▸ To be done
Repeat each line word for word.

>> BEGIN Record list

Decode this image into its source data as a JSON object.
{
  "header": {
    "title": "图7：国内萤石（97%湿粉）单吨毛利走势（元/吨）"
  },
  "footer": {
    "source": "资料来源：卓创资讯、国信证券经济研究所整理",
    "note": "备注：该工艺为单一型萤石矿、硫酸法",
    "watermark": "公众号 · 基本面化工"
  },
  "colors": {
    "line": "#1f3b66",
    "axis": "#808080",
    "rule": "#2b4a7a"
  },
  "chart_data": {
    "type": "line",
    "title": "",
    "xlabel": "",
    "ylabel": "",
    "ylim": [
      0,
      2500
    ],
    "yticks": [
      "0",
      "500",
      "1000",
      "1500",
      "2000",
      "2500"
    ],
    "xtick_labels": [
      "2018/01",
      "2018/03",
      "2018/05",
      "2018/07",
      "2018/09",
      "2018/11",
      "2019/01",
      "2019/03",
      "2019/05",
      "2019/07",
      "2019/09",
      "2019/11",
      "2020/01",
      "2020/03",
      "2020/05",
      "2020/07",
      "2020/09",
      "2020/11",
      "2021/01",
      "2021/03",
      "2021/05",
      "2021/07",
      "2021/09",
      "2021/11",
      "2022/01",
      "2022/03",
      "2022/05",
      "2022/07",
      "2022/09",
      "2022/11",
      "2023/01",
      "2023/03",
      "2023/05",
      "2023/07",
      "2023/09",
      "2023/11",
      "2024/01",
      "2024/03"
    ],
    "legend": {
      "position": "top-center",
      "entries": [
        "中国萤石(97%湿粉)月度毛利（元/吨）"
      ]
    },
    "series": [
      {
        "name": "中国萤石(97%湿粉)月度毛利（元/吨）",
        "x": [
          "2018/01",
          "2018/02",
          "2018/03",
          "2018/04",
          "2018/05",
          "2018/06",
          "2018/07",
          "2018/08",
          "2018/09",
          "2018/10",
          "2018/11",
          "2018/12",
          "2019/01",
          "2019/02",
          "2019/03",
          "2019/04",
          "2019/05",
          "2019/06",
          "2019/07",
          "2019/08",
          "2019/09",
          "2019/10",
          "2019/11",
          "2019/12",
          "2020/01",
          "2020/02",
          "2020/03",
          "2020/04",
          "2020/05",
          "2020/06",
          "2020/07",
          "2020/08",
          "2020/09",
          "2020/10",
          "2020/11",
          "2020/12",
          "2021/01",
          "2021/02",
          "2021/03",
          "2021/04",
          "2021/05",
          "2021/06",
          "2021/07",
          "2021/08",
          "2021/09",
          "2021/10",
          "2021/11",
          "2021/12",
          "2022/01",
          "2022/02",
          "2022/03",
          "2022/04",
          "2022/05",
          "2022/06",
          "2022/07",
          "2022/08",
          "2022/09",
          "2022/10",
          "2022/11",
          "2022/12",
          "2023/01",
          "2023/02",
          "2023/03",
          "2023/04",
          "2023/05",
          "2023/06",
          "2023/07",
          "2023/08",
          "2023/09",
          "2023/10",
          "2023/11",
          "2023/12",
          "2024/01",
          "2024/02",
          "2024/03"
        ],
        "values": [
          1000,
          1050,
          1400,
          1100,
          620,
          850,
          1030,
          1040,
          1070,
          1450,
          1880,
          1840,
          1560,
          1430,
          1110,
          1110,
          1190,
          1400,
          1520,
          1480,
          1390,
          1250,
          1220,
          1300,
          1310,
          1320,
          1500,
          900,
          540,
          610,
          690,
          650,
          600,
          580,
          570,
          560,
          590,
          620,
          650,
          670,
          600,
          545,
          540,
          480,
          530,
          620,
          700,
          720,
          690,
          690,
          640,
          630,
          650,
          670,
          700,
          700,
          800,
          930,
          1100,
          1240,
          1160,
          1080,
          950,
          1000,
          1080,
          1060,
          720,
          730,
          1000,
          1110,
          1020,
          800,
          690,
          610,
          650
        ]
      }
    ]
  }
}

>> END Record list

▸ Correct answer
Decode this image into its source data as a JSON object.
{
  "header": {
    "title": "图7：国内萤石（97%湿粉）单吨毛利走势（元/吨）"
  },
  "footer": {
    "source": "资料来源：卓创资讯、国信证券经济研究所整理",
    "note": "备注：该工艺为单一型萤石矿、硫酸法",
    "watermark": "公众号 · 基本面化工"
  },
  "colors": {
    "line": "#1f3b66",
    "axis": "#808080",
    "rule": "#2b4a7a"
  },
  "chart_data": {
    "type": "line",
    "title": "",
    "xlabel": "",
    "ylabel": "",
    "ylim": [
      0,
      2500
    ],
    "yticks": [
      "0",
      "500",
      "1000",
      "1500",
      "2000",
      "2500"
    ],
    "xtick_labels": [
      "2018/01",
      "2018/03",
      "2018/05",
      "2018/07",
      "2018/09",
      "2018/11",
      "2019/01",
      "2019/03",
      "2019/05",
      "2019/07",
      "2019/09",
      "2019/11",
      "2020/01",
      "2020/03",
      "2020/05",
      "2020/07",
      "2020/09",
      "2020/11",
      "2021/01",
      "2021/03",
      "2021/05",
      "2021/07",
      "2021/09",
      "2021/11",
      "2022/01",
      "2022/03",
      "2022/05",
      "2022/07",
      "2022/09",
      "2022/11",
      "2023/01",
      "2023/03",
      "2023/05",
      "2023/07",
      "2023/09",
      "2023/11",
      "2024/01",
      "2024/03"
    ],
    "legend": {
      "position": "top-center",
      "entries": [
        "中国萤石(97%湿粉)月度毛利（元/吨）"
      ]
    },
    "series": [
      {
        "name": "中国萤石(97%湿粉)月度毛利（元/吨）",
        "x": [
          "2018/01",
          "2018/02",
          "2018/03",
          "2018/04",
          "2018/05",
          "2018/06",
          "2018/07",
          "2018/08",
          "2018/09",
          "2018/10",
          "2018/11",
          "2018/12",
          "2019/01",
          "2019/02",
          "2019/03",
          "2019/04",
          "2019/05",
          "2019/06",
          "2019/07",
          "2019/08",
          "2019/09",
          "2019/10",
          "2019/11",
          "2019/12",
          "2020/01",
          "2020/02",
          "2020/03",
          "2020/04",
          "2020/05",
          "2020/06",
          "2020/07",
          "2020/08",
          "2020/09",
          "2020/10",
          "2020/11",
          "2020/12",
          "2021/01",
          "2021/02",
          "2021/03",
          "2021/04",
          "2021/05",
          "2021/06",
          "2021/07",
          "2021/08",
          "2021/09",
          "2021/10",
          "2021/11",
          "2021/12",
          "2022/01",
          "2022/02",
          "2022/03",
          "2022/04",
          "2022/05",
          "2022/06",
          "2022/07",
          "2022/08",
          "2022/09",
          "2022/10",
          "2022/11",
          "2022/12",
          "2023/01",
          "2023/02",
          "2023/03",
          "2023/04",
          "2023/05",
          "2023/06",
          "2023/07",
          "2023/08",
          "2023/09",
          "2023/10",
          "2023/11",
          "2023/12",
          "2024/01",
          "2024/02",
          "2024/03"
        ],
        "values": [
          1000,
          1050,
          1400,
          1100,
          620,
          850,
          1030,
          1040,
          1070,
          1450,
          1880,
          1840,
          1560,
          1430,
          1110,
          1110,
          1190,
          1400,
          1520,
          1480,
          1390,
          1250,
          1220,
          1300,
          1310,
          1320,
          1500,
          900,
          540,
          610,
          690,
          650,
          600,
          580,
          570,
          560,
          590,
          620,
          650,
          670,
          600,
          545,
          540,
          480,
          530,
          620,
          700,
          720,
          690,
          690,
          640,
          630,
          650,
          670,
          700,
          700,
          800,
          930,
          1100,
          1240,
          1160,
          1080,
          950,
          1000,
          1080,
          1060,
          720,
          730,
          1000,
          1110,
          1020,
          800,
          690,
          610,
          650
        ]
      }
    ]
  }
}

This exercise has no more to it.